==== The input ====

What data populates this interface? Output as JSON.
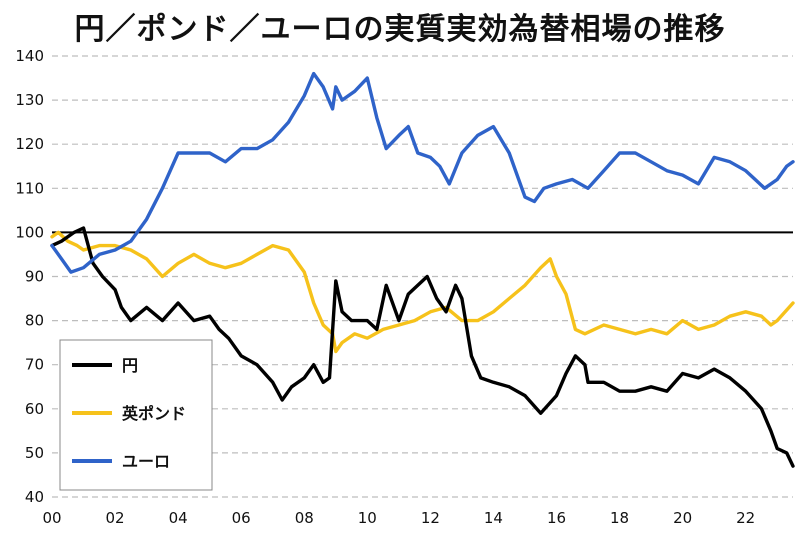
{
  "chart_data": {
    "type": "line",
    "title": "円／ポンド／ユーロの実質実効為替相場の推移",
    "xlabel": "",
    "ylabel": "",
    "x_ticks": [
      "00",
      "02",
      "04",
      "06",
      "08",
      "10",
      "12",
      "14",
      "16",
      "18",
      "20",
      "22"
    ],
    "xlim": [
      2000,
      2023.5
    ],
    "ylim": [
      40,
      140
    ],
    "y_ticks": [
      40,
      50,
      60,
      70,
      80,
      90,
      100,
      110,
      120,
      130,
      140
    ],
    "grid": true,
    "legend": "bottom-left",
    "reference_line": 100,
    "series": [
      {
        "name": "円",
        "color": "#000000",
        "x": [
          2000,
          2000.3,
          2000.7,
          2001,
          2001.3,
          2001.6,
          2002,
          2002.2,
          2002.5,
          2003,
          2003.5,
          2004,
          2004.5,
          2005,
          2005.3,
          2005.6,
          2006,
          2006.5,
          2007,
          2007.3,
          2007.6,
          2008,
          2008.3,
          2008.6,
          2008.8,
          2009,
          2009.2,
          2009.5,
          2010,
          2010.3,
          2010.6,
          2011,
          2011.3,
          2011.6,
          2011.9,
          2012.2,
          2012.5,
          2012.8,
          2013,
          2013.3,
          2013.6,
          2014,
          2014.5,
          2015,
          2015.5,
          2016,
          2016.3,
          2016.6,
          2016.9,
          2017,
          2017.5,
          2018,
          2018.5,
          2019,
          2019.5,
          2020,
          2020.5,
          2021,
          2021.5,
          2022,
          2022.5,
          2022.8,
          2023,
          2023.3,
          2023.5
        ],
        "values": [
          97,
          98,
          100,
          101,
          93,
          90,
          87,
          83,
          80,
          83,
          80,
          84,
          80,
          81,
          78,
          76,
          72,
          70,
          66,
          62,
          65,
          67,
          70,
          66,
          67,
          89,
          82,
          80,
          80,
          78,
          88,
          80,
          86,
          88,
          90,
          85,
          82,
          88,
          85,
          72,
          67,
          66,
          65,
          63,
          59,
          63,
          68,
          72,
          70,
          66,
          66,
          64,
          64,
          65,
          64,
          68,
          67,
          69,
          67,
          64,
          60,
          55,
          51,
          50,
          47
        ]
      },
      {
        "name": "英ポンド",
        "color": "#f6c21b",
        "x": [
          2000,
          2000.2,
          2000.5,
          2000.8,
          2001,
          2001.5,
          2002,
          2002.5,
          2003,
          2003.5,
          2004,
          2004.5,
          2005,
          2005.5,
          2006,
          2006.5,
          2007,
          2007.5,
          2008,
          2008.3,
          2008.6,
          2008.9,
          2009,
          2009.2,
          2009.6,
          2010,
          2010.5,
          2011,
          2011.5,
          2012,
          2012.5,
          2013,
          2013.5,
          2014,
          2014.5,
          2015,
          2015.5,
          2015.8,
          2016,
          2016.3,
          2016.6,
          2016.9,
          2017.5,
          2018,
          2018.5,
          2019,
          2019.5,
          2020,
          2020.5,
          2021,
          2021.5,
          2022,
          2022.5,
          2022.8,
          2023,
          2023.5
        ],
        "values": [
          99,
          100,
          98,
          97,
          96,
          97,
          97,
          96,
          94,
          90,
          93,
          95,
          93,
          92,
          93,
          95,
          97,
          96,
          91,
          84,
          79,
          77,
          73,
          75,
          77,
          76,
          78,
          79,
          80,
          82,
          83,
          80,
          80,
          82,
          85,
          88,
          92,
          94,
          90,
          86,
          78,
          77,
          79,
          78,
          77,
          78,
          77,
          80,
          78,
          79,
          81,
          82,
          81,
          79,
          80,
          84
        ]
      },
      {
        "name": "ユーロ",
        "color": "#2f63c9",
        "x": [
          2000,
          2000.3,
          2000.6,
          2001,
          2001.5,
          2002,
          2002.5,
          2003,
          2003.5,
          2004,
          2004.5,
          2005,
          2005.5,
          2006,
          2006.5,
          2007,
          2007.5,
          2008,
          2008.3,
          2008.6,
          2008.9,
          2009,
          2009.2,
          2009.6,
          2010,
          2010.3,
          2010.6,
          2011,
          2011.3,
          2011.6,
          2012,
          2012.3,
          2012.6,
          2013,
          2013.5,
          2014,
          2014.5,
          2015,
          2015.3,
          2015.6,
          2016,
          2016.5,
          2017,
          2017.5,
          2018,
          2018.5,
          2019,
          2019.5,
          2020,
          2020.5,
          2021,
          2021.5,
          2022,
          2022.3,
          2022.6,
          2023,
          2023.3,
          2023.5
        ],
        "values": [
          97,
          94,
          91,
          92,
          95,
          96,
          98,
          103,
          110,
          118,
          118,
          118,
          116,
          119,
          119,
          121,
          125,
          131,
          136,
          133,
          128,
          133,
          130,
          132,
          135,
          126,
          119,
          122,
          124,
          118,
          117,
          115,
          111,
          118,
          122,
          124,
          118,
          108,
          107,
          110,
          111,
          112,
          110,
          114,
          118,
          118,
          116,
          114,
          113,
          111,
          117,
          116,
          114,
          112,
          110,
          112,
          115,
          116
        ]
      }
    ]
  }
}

====

• _Instructions to follow_:
Transcribe every entry word for word, but skip the pictures.

• _Result for this exercise_:
What data populates this interface? Output as JSON.
{
  "chart_data": {
    "type": "line",
    "title": "円／ポンド／ユーロの実質実効為替相場の推移",
    "xlabel": "",
    "ylabel": "",
    "x_ticks": [
      "00",
      "02",
      "04",
      "06",
      "08",
      "10",
      "12",
      "14",
      "16",
      "18",
      "20",
      "22"
    ],
    "xlim": [
      2000,
      2023.5
    ],
    "ylim": [
      40,
      140
    ],
    "y_ticks": [
      40,
      50,
      60,
      70,
      80,
      90,
      100,
      110,
      120,
      130,
      140
    ],
    "grid": true,
    "legend": "bottom-left",
    "reference_line": 100,
    "series": [
      {
        "name": "円",
        "color": "#000000",
        "x": [
          2000,
          2000.3,
          2000.7,
          2001,
          2001.3,
          2001.6,
          2002,
          2002.2,
          2002.5,
          2003,
          2003.5,
          2004,
          2004.5,
          2005,
          2005.3,
          2005.6,
          2006,
          2006.5,
          2007,
          2007.3,
          2007.6,
          2008,
          2008.3,
          2008.6,
          2008.8,
          2009,
          2009.2,
          2009.5,
          2010,
          2010.3,
          2010.6,
          2011,
          2011.3,
          2011.6,
          2011.9,
          2012.2,
          2012.5,
          2012.8,
          2013,
          2013.3,
          2013.6,
          2014,
          2014.5,
          2015,
          2015.5,
          2016,
          2016.3,
          2016.6,
          2016.9,
          2017,
          2017.5,
          2018,
          2018.5,
          2019,
          2019.5,
          2020,
          2020.5,
          2021,
          2021.5,
          2022,
          2022.5,
          2022.8,
          2023,
          2023.3,
          2023.5
        ],
        "values": [
          97,
          98,
          100,
          101,
          93,
          90,
          87,
          83,
          80,
          83,
          80,
          84,
          80,
          81,
          78,
          76,
          72,
          70,
          66,
          62,
          65,
          67,
          70,
          66,
          67,
          89,
          82,
          80,
          80,
          78,
          88,
          80,
          86,
          88,
          90,
          85,
          82,
          88,
          85,
          72,
          67,
          66,
          65,
          63,
          59,
          63,
          68,
          72,
          70,
          66,
          66,
          64,
          64,
          65,
          64,
          68,
          67,
          69,
          67,
          64,
          60,
          55,
          51,
          50,
          47
        ]
      },
      {
        "name": "英ポンド",
        "color": "#f6c21b",
        "x": [
          2000,
          2000.2,
          2000.5,
          2000.8,
          2001,
          2001.5,
          2002,
          2002.5,
          2003,
          2003.5,
          2004,
          2004.5,
          2005,
          2005.5,
          2006,
          2006.5,
          2007,
          2007.5,
          2008,
          2008.3,
          2008.6,
          2008.9,
          2009,
          2009.2,
          2009.6,
          2010,
          2010.5,
          2011,
          2011.5,
          2012,
          2012.5,
          2013,
          2013.5,
          2014,
          2014.5,
          2015,
          2015.5,
          2015.8,
          2016,
          2016.3,
          2016.6,
          2016.9,
          2017.5,
          2018,
          2018.5,
          2019,
          2019.5,
          2020,
          2020.5,
          2021,
          2021.5,
          2022,
          2022.5,
          2022.8,
          2023,
          2023.5
        ],
        "values": [
          99,
          100,
          98,
          97,
          96,
          97,
          97,
          96,
          94,
          90,
          93,
          95,
          93,
          92,
          93,
          95,
          97,
          96,
          91,
          84,
          79,
          77,
          73,
          75,
          77,
          76,
          78,
          79,
          80,
          82,
          83,
          80,
          80,
          82,
          85,
          88,
          92,
          94,
          90,
          86,
          78,
          77,
          79,
          78,
          77,
          78,
          77,
          80,
          78,
          79,
          81,
          82,
          81,
          79,
          80,
          84
        ]
      },
      {
        "name": "ユーロ",
        "color": "#2f63c9",
        "x": [
          2000,
          2000.3,
          2000.6,
          2001,
          2001.5,
          2002,
          2002.5,
          2003,
          2003.5,
          2004,
          2004.5,
          2005,
          2005.5,
          2006,
          2006.5,
          2007,
          2007.5,
          2008,
          2008.3,
          2008.6,
          2008.9,
          2009,
          2009.2,
          2009.6,
          2010,
          2010.3,
          2010.6,
          2011,
          2011.3,
          2011.6,
          2012,
          2012.3,
          2012.6,
          2013,
          2013.5,
          2014,
          2014.5,
          2015,
          2015.3,
          2015.6,
          2016,
          2016.5,
          2017,
          2017.5,
          2018,
          2018.5,
          2019,
          2019.5,
          2020,
          2020.5,
          2021,
          2021.5,
          2022,
          2022.3,
          2022.6,
          2023,
          2023.3,
          2023.5
        ],
        "values": [
          97,
          94,
          91,
          92,
          95,
          96,
          98,
          103,
          110,
          118,
          118,
          118,
          116,
          119,
          119,
          121,
          125,
          131,
          136,
          133,
          128,
          133,
          130,
          132,
          135,
          126,
          119,
          122,
          124,
          118,
          117,
          115,
          111,
          118,
          122,
          124,
          118,
          108,
          107,
          110,
          111,
          112,
          110,
          114,
          118,
          118,
          116,
          114,
          113,
          111,
          117,
          116,
          114,
          112,
          110,
          112,
          115,
          116
        ]
      }
    ]
  }
}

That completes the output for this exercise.